_YOUR TASK_
Reproduce the lines below without any change, starting at the line that contains "- bar-group: [191, 149, 350, 351]" and ending at the final line.

begin PROVIDED RECORDS

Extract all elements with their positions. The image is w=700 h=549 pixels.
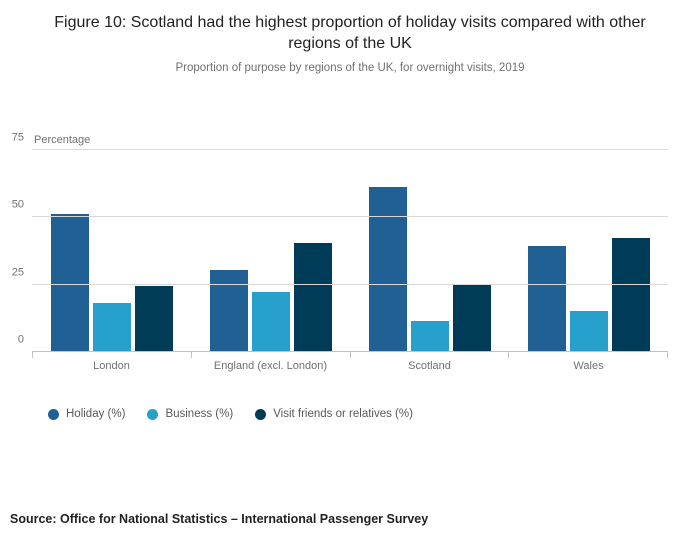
- bar-group: [191, 149, 350, 351]
- bar: [251, 291, 290, 351]
- bar: [368, 186, 407, 351]
- plot-area: Percentage London England (excl. London) S…: [12, 131, 668, 372]
- bar-groups: [32, 149, 668, 351]
- x-axis-ticks: [32, 352, 668, 358]
- x-axis-label: England (excl. London): [213, 360, 328, 372]
- bar: [527, 245, 566, 351]
- bar: [569, 310, 608, 351]
- bar: [134, 286, 173, 351]
- y-tick-label: 25: [11, 266, 24, 279]
- legend-item: Business (%): [147, 408, 233, 420]
- y-tick-label: 0: [17, 333, 24, 346]
- x-axis-tick: [509, 352, 668, 358]
- figure-subtitle: Proportion of purpose by regions of the …: [175, 62, 525, 75]
- gridline: [32, 283, 668, 285]
- bar-group: [509, 149, 668, 351]
- bar-group: [350, 149, 509, 351]
- x-axis-tick: [192, 352, 351, 358]
- x-axis-tick: [351, 352, 510, 358]
- legend: Holiday (%) Business (%) Visit friends or …: [48, 408, 413, 420]
- x-axis-label: Scotland: [408, 360, 451, 372]
- x-axis-tick: [32, 352, 192, 358]
- y-tick-label: 50: [11, 198, 24, 211]
- bar: [50, 213, 89, 351]
- source-note: Source: Office for National Statistics –…: [10, 512, 429, 526]
- x-axis-label: Wales: [573, 360, 604, 372]
- bar: [410, 321, 449, 351]
- bar-group: [32, 149, 191, 351]
- legend-label: Visit friends or relatives (%): [273, 408, 413, 420]
- legend-label: Holiday (%): [66, 408, 126, 420]
- legend-dot-icon: [255, 408, 267, 420]
- x-axis-labels: London England (excl. London) Scotland Wale…: [32, 360, 668, 372]
- legend-item: Visit friends or relatives (%): [255, 408, 413, 420]
- bar: [92, 302, 131, 351]
- legend-dot-icon: [48, 408, 59, 420]
- gridline: [32, 216, 668, 218]
- legend-item: Holiday (%): [48, 408, 125, 420]
- y-tick-label: 75: [11, 131, 24, 144]
- gridline: [32, 351, 668, 352]
- y-axis-title: Percentage: [34, 134, 91, 146]
- legend-dot-icon: [147, 408, 159, 420]
- bar: [209, 270, 248, 351]
- gridline: [32, 149, 668, 150]
- figure-title: Figure 10: Scotland had the highest prop…: [54, 14, 646, 53]
- bar: [611, 237, 650, 351]
- bar: [293, 243, 332, 351]
- bar: [452, 283, 491, 351]
- x-axis-label: London: [93, 360, 130, 372]
- legend-label: Business (%): [165, 408, 234, 420]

end PROVIDED RECORDS

_FULL ANSWER_
- bar-group: [191, 149, 350, 351]
- bar: [251, 291, 290, 351]
- bar: [368, 186, 407, 351]
- plot-area: Percentage London England (excl. London) S…: [12, 131, 668, 372]
- bar-groups: [32, 149, 668, 351]
- x-axis-ticks: [32, 352, 668, 358]
- x-axis-label: England (excl. London): [213, 360, 328, 372]
- bar: [527, 245, 566, 351]
- bar: [569, 310, 608, 351]
- bar: [134, 286, 173, 351]
- y-tick-label: 25: [11, 266, 24, 279]
- legend-item: Business (%): [147, 408, 233, 420]
- y-tick-label: 0: [17, 333, 24, 346]
- x-axis-tick: [509, 352, 668, 358]
- figure-subtitle: Proportion of purpose by regions of the …: [175, 62, 525, 75]
- gridline: [32, 283, 668, 285]
- bar-group: [509, 149, 668, 351]
- bar-group: [350, 149, 509, 351]
- x-axis-tick: [192, 352, 351, 358]
- x-axis-tick: [351, 352, 510, 358]
- legend: Holiday (%) Business (%) Visit friends or …: [48, 408, 413, 420]
- x-axis-label: Scotland: [408, 360, 451, 372]
- x-axis-tick: [32, 352, 192, 358]
- y-tick-label: 50: [11, 198, 24, 211]
- bar: [50, 213, 89, 351]
- source-note: Source: Office for National Statistics –…: [10, 512, 429, 526]
- x-axis-label: Wales: [573, 360, 604, 372]
- bar: [410, 321, 449, 351]
- bar-group: [32, 149, 191, 351]
- legend-label: Visit friends or relatives (%): [273, 408, 413, 420]
- legend-label: Holiday (%): [66, 408, 126, 420]
- legend-dot-icon: [255, 408, 267, 420]
- x-axis-labels: London England (excl. London) Scotland Wale…: [32, 360, 668, 372]
- legend-item: Visit friends or relatives (%): [255, 408, 413, 420]
- bar: [92, 302, 131, 351]
- legend-dot-icon: [48, 408, 59, 420]
- gridline: [32, 216, 668, 218]
- legend-item: Holiday (%): [48, 408, 125, 420]
- y-tick-label: 75: [11, 131, 24, 144]
- gridline: [32, 351, 668, 352]
- y-axis-title: Percentage: [34, 134, 91, 146]
- legend-dot-icon: [147, 408, 159, 420]
- bar: [209, 270, 248, 351]
- gridline: [32, 149, 668, 150]
- figure-title: Figure 10: Scotland had the highest prop…: [54, 14, 646, 53]
- bar: [611, 237, 650, 351]
- bar: [293, 243, 332, 351]
- bar: [452, 283, 491, 351]
- x-axis-label: London: [93, 360, 130, 372]
- legend-label: Business (%): [165, 408, 234, 420]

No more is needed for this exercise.